►
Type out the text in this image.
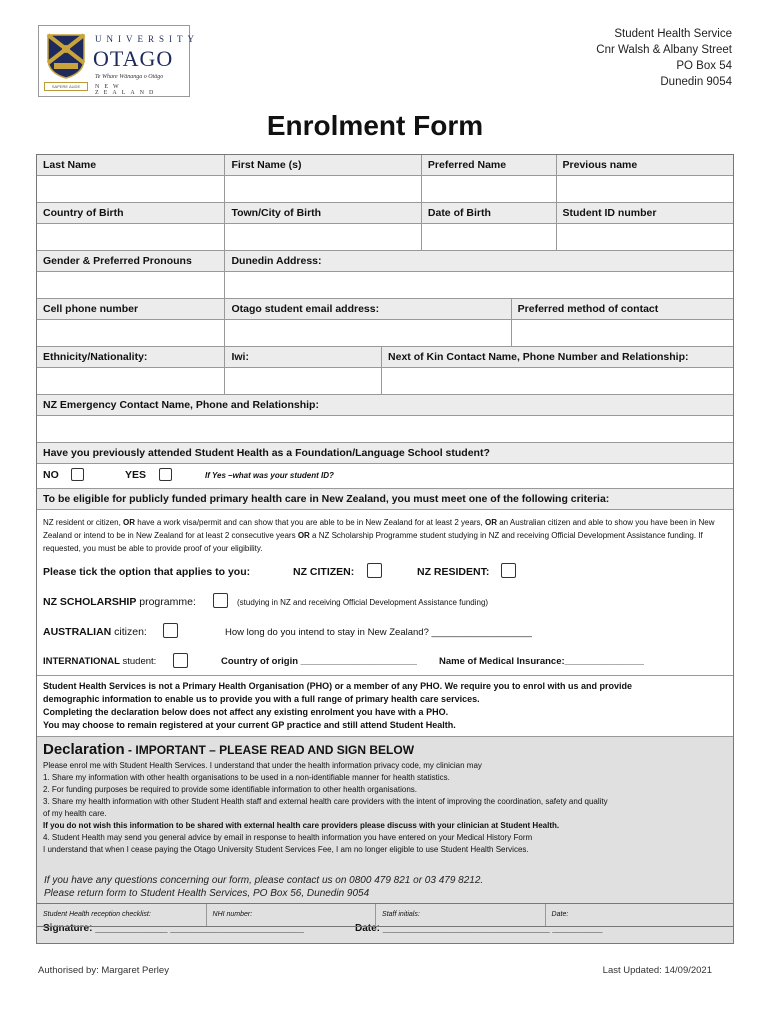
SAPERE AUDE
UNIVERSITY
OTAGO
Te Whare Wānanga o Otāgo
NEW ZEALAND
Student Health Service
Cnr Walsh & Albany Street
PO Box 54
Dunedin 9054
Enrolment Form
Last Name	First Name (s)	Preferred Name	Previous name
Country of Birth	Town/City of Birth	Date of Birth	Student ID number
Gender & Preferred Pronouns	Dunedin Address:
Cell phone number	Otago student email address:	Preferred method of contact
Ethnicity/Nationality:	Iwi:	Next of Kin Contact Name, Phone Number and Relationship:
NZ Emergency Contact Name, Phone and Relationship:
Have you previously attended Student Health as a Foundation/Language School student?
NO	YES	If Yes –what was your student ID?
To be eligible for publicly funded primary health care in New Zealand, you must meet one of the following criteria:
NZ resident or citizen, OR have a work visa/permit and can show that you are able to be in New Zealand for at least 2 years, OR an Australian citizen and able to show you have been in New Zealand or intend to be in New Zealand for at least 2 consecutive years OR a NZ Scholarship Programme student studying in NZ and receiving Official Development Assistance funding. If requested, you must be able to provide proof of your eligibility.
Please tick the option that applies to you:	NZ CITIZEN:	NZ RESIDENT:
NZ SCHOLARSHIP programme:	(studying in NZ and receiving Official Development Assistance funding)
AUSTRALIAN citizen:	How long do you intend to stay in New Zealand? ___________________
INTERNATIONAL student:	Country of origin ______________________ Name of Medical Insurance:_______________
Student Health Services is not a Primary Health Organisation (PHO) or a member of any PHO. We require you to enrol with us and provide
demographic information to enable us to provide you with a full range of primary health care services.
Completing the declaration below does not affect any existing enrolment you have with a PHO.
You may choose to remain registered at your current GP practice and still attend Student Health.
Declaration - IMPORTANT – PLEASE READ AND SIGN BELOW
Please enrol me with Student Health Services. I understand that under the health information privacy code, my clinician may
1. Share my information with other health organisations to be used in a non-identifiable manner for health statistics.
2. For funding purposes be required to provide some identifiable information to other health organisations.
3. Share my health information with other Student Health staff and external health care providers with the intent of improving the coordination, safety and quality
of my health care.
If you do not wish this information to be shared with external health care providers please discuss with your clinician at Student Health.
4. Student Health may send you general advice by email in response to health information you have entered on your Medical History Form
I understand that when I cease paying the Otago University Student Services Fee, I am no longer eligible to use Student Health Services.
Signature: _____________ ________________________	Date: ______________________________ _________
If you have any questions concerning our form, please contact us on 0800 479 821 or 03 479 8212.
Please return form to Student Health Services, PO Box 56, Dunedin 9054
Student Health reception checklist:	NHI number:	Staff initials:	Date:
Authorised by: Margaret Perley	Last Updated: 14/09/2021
◄
Set exercise - Copy out the lines that hold "care".

Answer to this exercise -
To be eligible for publicly funded primary health care in New Zealand, you must meet one of the following criteria:
demographic information to enable us to provide you with a full range of primary health care services.
3. Share my health information with other Student Health staff and external health care providers with the intent of improving the coordination, safety and quality
of my health care.
If you do not wish this information to be shared with external health care providers please discuss with your clinician at Student Health.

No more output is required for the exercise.